>>>

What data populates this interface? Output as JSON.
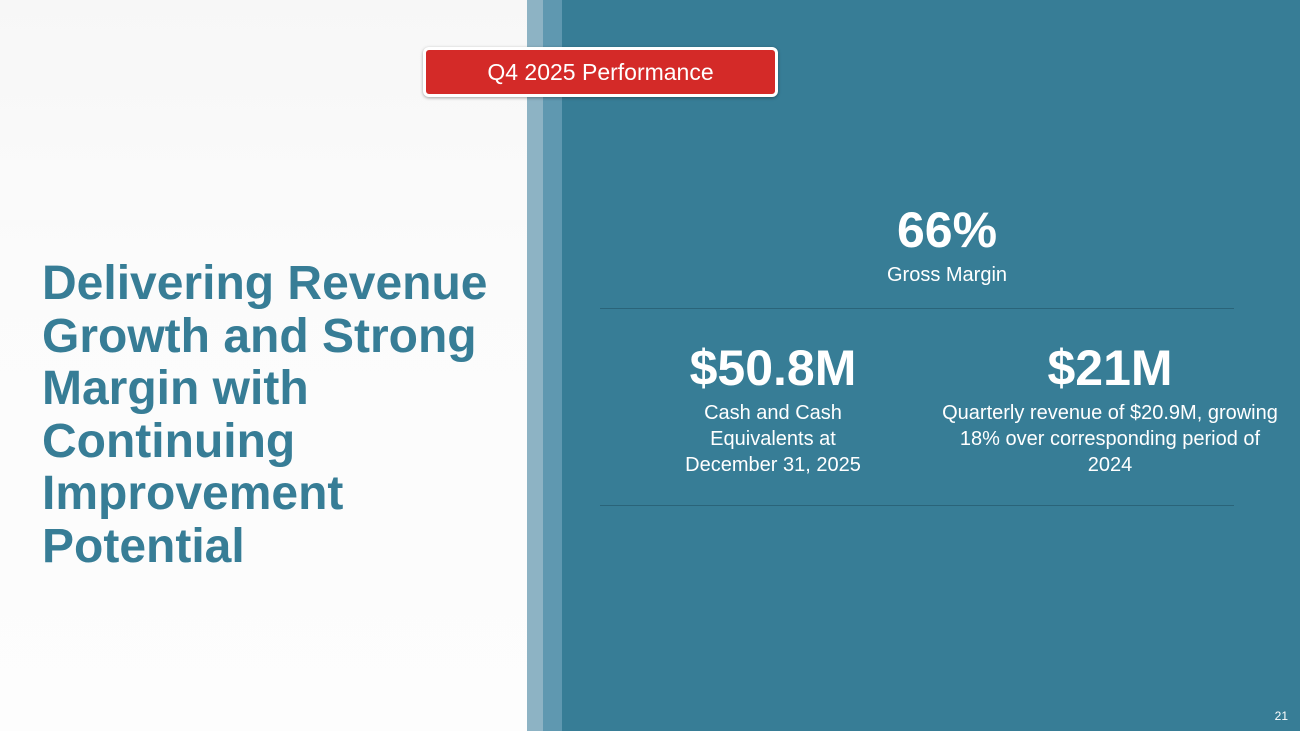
{
  "badge": {
    "label": "Q4 2025 Performance"
  },
  "headline": {
    "text": "Delivering Revenue Growth and Strong Margin with Continuing Improvement Potential"
  },
  "stats": {
    "gross_margin": {
      "value": "66%",
      "label": "Gross Margin"
    },
    "cash": {
      "value": "$50.8M",
      "label": "Cash and Cash Equivalents at December 31, 2025"
    },
    "revenue": {
      "value": "$21M",
      "label": "Quarterly revenue of $20.9M, growing 18% over corresponding period of 2024"
    }
  },
  "page_number": "21",
  "colors": {
    "accent_teal": "#377d96",
    "badge_red": "#d42a28",
    "text_white": "#ffffff"
  }
}
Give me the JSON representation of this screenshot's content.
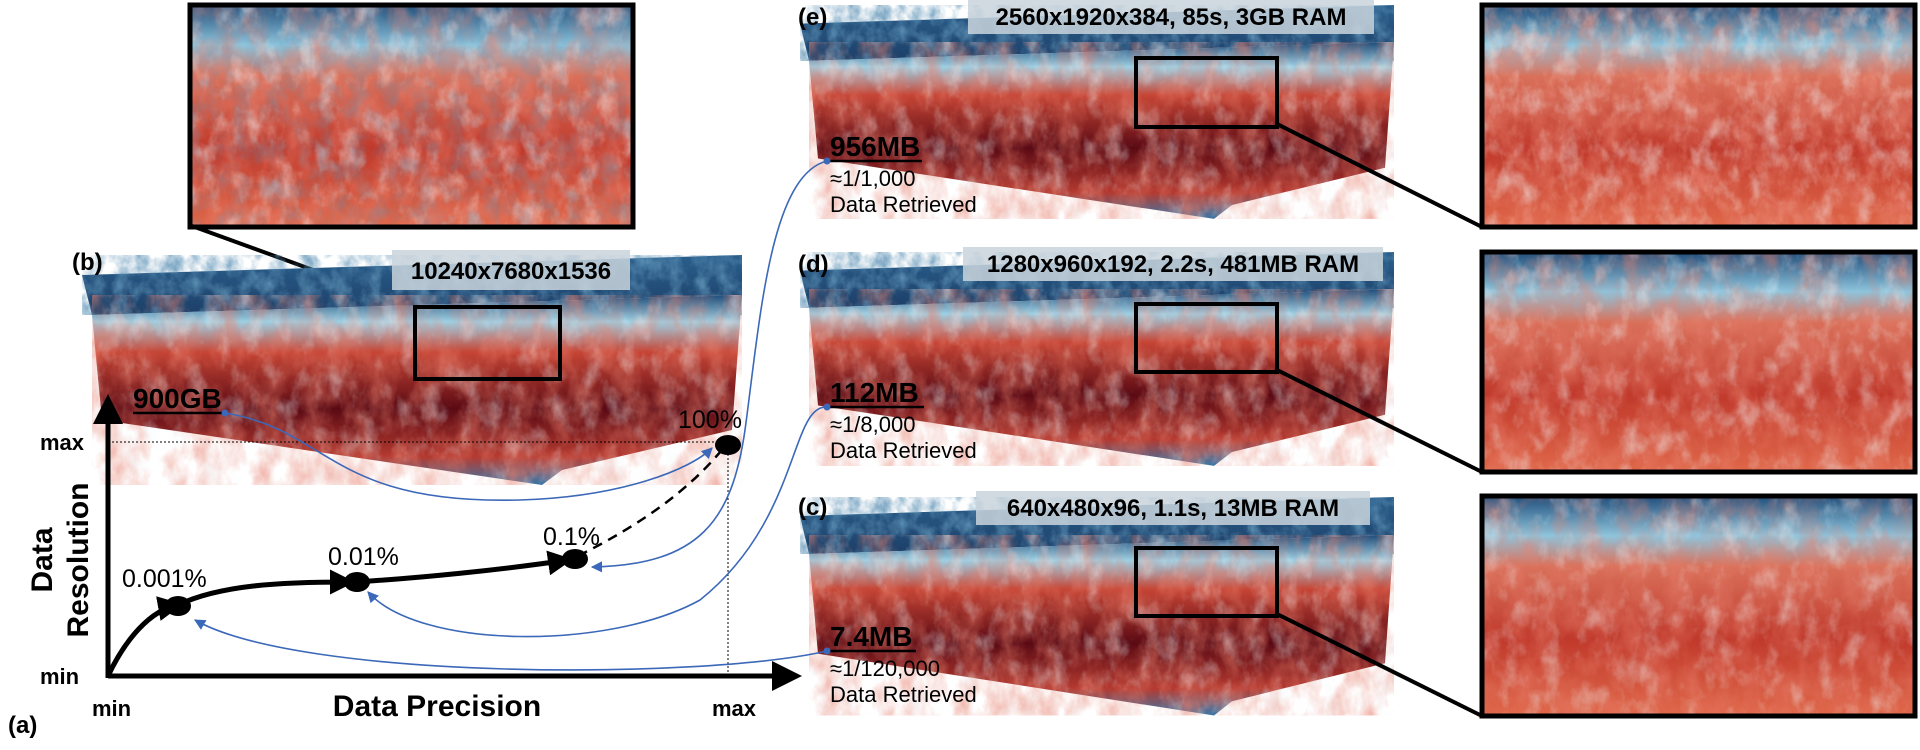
{
  "panels": {
    "a": {
      "tag": "(a)",
      "y_axis_line1": "Data",
      "y_axis_line2": "Resolution",
      "x_axis_label": "Data Precision",
      "x_min": "min",
      "x_max": "max",
      "y_min": "min",
      "y_max": "max",
      "points": [
        "0.001%",
        "0.01%",
        "0.1%",
        "100%"
      ]
    },
    "b": {
      "tag": "(b)",
      "resolution": "10240x7680x1536",
      "size": "900GB"
    },
    "c": {
      "tag": "(c)",
      "caption": "640x480x96, 1.1s, 13MB RAM",
      "size": "7.4MB",
      "fraction": "≈1/120,000",
      "note": "Data Retrieved"
    },
    "d": {
      "tag": "(d)",
      "caption": "1280x960x192, 2.2s, 481MB RAM",
      "size": "112MB",
      "fraction": "≈1/8,000",
      "note": "Data Retrieved"
    },
    "e": {
      "tag": "(e)",
      "caption": "2560x1920x384, 85s, 3GB RAM",
      "size": "956MB",
      "fraction": "≈1/1,000",
      "note": "Data Retrieved"
    }
  },
  "colors": {
    "deep_red": "#5a0a14",
    "red": "#c0392b",
    "orange_red": "#e0684a",
    "light": "#e8f1f6",
    "light_blue": "#8ec4dc",
    "navy": "#1f4d7a",
    "connector_blue": "#3b68b8",
    "caption_bg": "#c9d3dc"
  }
}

<<<

WHAT THE TASK REQUIRES -> Print the full listing exactly, dropping the pictures.

PROBLEM SOLUTION ->
What data populates this interface? Output as JSON.
{
  "badge": {
    "label": "Q4 2025 Performance"
  },
  "headline": {
    "text": "Delivering Revenue Growth and Strong Margin with Continuing Improvement Potential"
  },
  "stats": {
    "gross_margin": {
      "value": "66%",
      "label": "Gross Margin"
    },
    "cash": {
      "value": "$50.8M",
      "label": "Cash and Cash Equivalents at December 31, 2025"
    },
    "revenue": {
      "value": "$21M",
      "label": "Quarterly revenue of $20.9M, growing 18% over corresponding period of 2024"
    }
  },
  "page_number": "21",
  "colors": {
    "accent_teal": "#377d96",
    "badge_red": "#d42a28",
    "text_white": "#ffffff"
  }
}
Give me the JSON representation of this screenshot's content.
{
  "panels": {
    "a": {
      "tag": "(a)",
      "y_axis_line1": "Data",
      "y_axis_line2": "Resolution",
      "x_axis_label": "Data Precision",
      "x_min": "min",
      "x_max": "max",
      "y_min": "min",
      "y_max": "max",
      "points": [
        "0.001%",
        "0.01%",
        "0.1%",
        "100%"
      ]
    },
    "b": {
      "tag": "(b)",
      "resolution": "10240x7680x1536",
      "size": "900GB"
    },
    "c": {
      "tag": "(c)",
      "caption": "640x480x96, 1.1s, 13MB RAM",
      "size": "7.4MB",
      "fraction": "≈1/120,000",
      "note": "Data Retrieved"
    },
    "d": {
      "tag": "(d)",
      "caption": "1280x960x192, 2.2s, 481MB RAM",
      "size": "112MB",
      "fraction": "≈1/8,000",
      "note": "Data Retrieved"
    },
    "e": {
      "tag": "(e)",
      "caption": "2560x1920x384, 85s, 3GB RAM",
      "size": "956MB",
      "fraction": "≈1/1,000",
      "note": "Data Retrieved"
    }
  },
  "colors": {
    "deep_red": "#5a0a14",
    "red": "#c0392b",
    "orange_red": "#e0684a",
    "light": "#e8f1f6",
    "light_blue": "#8ec4dc",
    "navy": "#1f4d7a",
    "connector_blue": "#3b68b8",
    "caption_bg": "#c9d3dc"
  }
}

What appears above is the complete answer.